### [What you have to do]
Of the lines listed below, how many contain the string "RioTabletInput"? Answer with the number alone.

### [Material supplied]
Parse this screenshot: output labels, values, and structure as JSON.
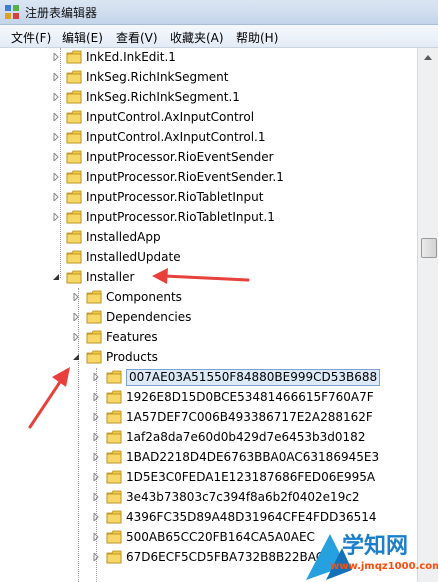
{
  "window": {
    "title": "注册表编辑器"
  },
  "menu": [
    {
      "label": "文件(F)"
    },
    {
      "label": "编辑(E)"
    },
    {
      "label": "查看(V)"
    },
    {
      "label": "收藏夹(A)"
    },
    {
      "label": "帮助(H)"
    }
  ],
  "tree": {
    "rows": [
      {
        "label": "InkEd.InkEdit.1",
        "level": 1,
        "expander": "collapsed"
      },
      {
        "label": "InkSeg.RichInkSegment",
        "level": 1,
        "expander": "collapsed"
      },
      {
        "label": "InkSeg.RichInkSegment.1",
        "level": 1,
        "expander": "collapsed"
      },
      {
        "label": "InputControl.AxInputControl",
        "level": 1,
        "expander": "collapsed"
      },
      {
        "label": "InputControl.AxInputControl.1",
        "level": 1,
        "expander": "collapsed"
      },
      {
        "label": "InputProcessor.RioEventSender",
        "level": 1,
        "expander": "collapsed"
      },
      {
        "label": "InputProcessor.RioEventSender.1",
        "level": 1,
        "expander": "collapsed"
      },
      {
        "label": "InputProcessor.RioTabletInput",
        "level": 1,
        "expander": "collapsed"
      },
      {
        "label": "InputProcessor.RioTabletInput.1",
        "level": 1,
        "expander": "collapsed"
      },
      {
        "label": "InstalledApp",
        "level": 1,
        "expander": "none"
      },
      {
        "label": "InstalledUpdate",
        "level": 1,
        "expander": "none"
      },
      {
        "label": "Installer",
        "level": 1,
        "expander": "expanded"
      },
      {
        "label": "Components",
        "level": 2,
        "expander": "collapsed"
      },
      {
        "label": "Dependencies",
        "level": 2,
        "expander": "collapsed"
      },
      {
        "label": "Features",
        "level": 2,
        "expander": "collapsed"
      },
      {
        "label": "Products",
        "level": 2,
        "expander": "expanded"
      },
      {
        "label": "007AE03A51550F84880BE999CD53B688",
        "level": 3,
        "expander": "collapsed",
        "selected": true
      },
      {
        "label": "1926E8D15D0BCE53481466615F760A7F",
        "level": 3,
        "expander": "collapsed"
      },
      {
        "label": "1A57DEF7C006B493386717E2A288162F",
        "level": 3,
        "expander": "collapsed"
      },
      {
        "label": "1af2a8da7e60d0b429d7e6453b3d0182",
        "level": 3,
        "expander": "collapsed"
      },
      {
        "label": "1BAD2218D4DE6763BBA0AC63186945E3",
        "level": 3,
        "expander": "collapsed"
      },
      {
        "label": "1D5E3C0FEDA1E123187686FED06E995A",
        "level": 3,
        "expander": "collapsed"
      },
      {
        "label": "3e43b73803c7c394f8a6b2f0402e19c2",
        "level": 3,
        "expander": "collapsed"
      },
      {
        "label": "4396FC35D89A48D31964CFE4FDD36514",
        "level": 3,
        "expander": "collapsed"
      },
      {
        "label": "500AB65CC20FB164CA5A0AEC",
        "level": 3,
        "expander": "collapsed"
      },
      {
        "label": "67D6ECF5CD5FBA732B8B22BAC",
        "level": 3,
        "expander": "collapsed"
      }
    ]
  },
  "watermark": {
    "text": "学知网",
    "url": "www.jmqz1000.com"
  },
  "colors": {
    "folder": "#f0c94a",
    "annotation_arrow": "#e8403a",
    "selection": "#dceaf8"
  }
}
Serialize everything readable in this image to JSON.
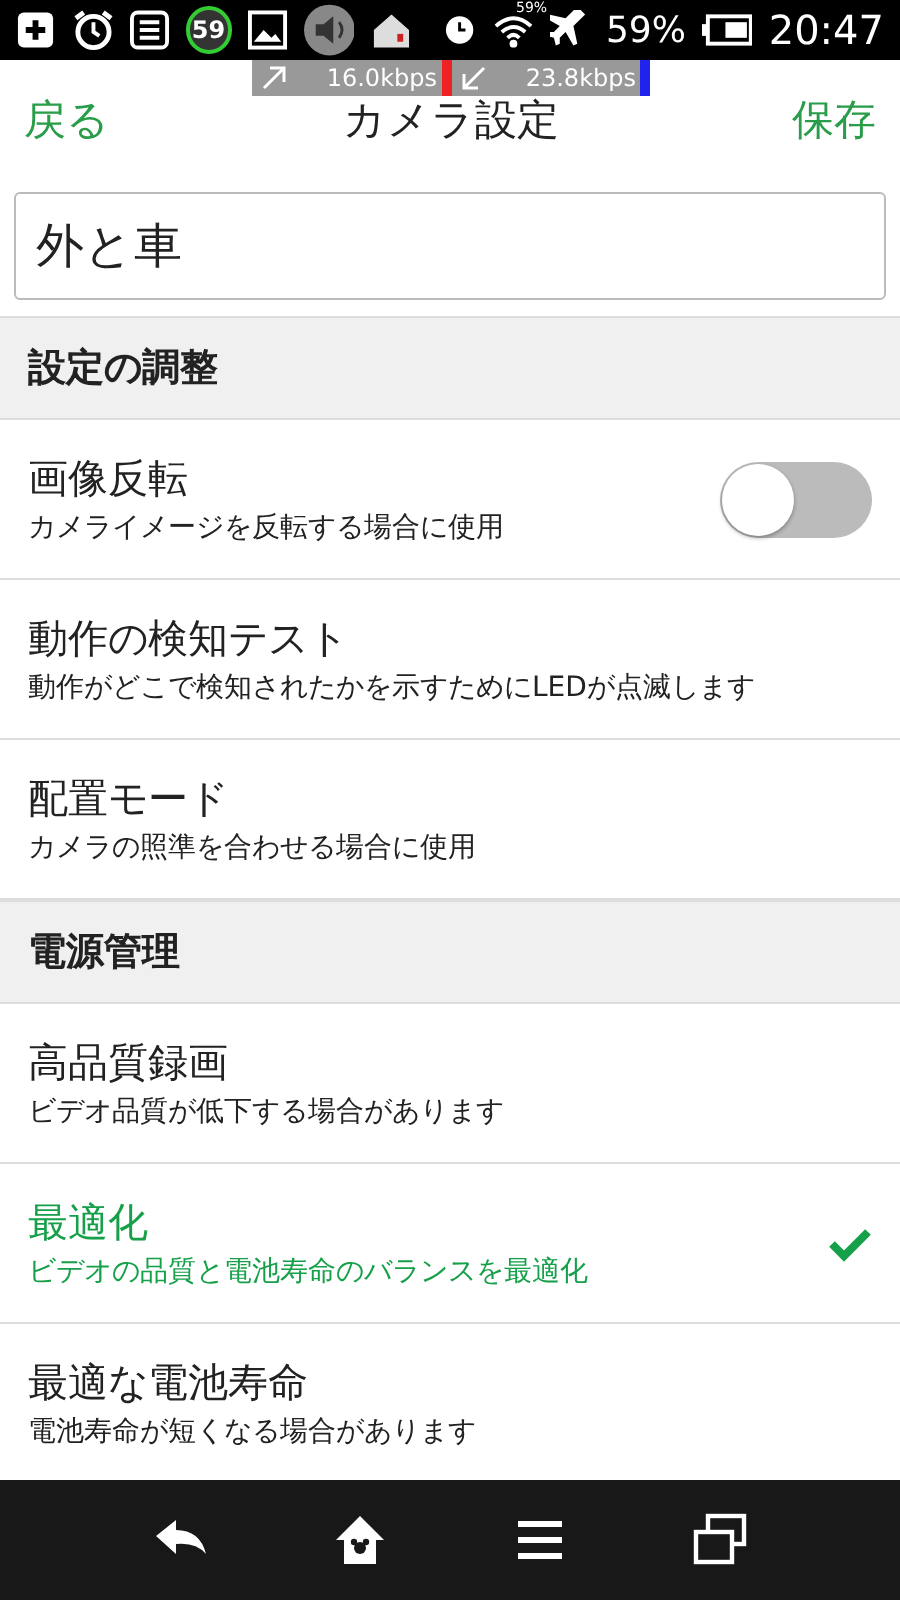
{
  "status_bar": {
    "badge": "59",
    "wifi_label": "59%",
    "battery": "59%",
    "time": "20:47"
  },
  "speed_overlay": {
    "up": "16.0kbps",
    "down": "23.8kbps"
  },
  "nav": {
    "back": "戻る",
    "title": "カメラ設定",
    "save": "保存"
  },
  "name_field": {
    "value": "外と車"
  },
  "sections": [
    {
      "title": "設定の調整",
      "items": [
        {
          "kind": "toggle",
          "title": "画像反転",
          "subtitle": "カメライメージを反転する場合に使用",
          "on": false
        },
        {
          "kind": "plain",
          "title": "動作の検知テスト",
          "subtitle": "動作がどこで検知されたかを示すためにLEDが点滅します"
        },
        {
          "kind": "plain",
          "title": "配置モード",
          "subtitle": "カメラの照準を合わせる場合に使用"
        }
      ]
    },
    {
      "title": "電源管理",
      "items": [
        {
          "kind": "choice",
          "title": "高品質録画",
          "subtitle": "ビデオ品質が低下する場合があります",
          "selected": false
        },
        {
          "kind": "choice",
          "title": "最適化",
          "subtitle": "ビデオの品質と電池寿命のバランスを最適化",
          "selected": true
        },
        {
          "kind": "choice",
          "title": "最適な電池寿命",
          "subtitle": "電池寿命が短くなる場合があります",
          "selected": false
        }
      ]
    }
  ]
}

### [Written reply]
2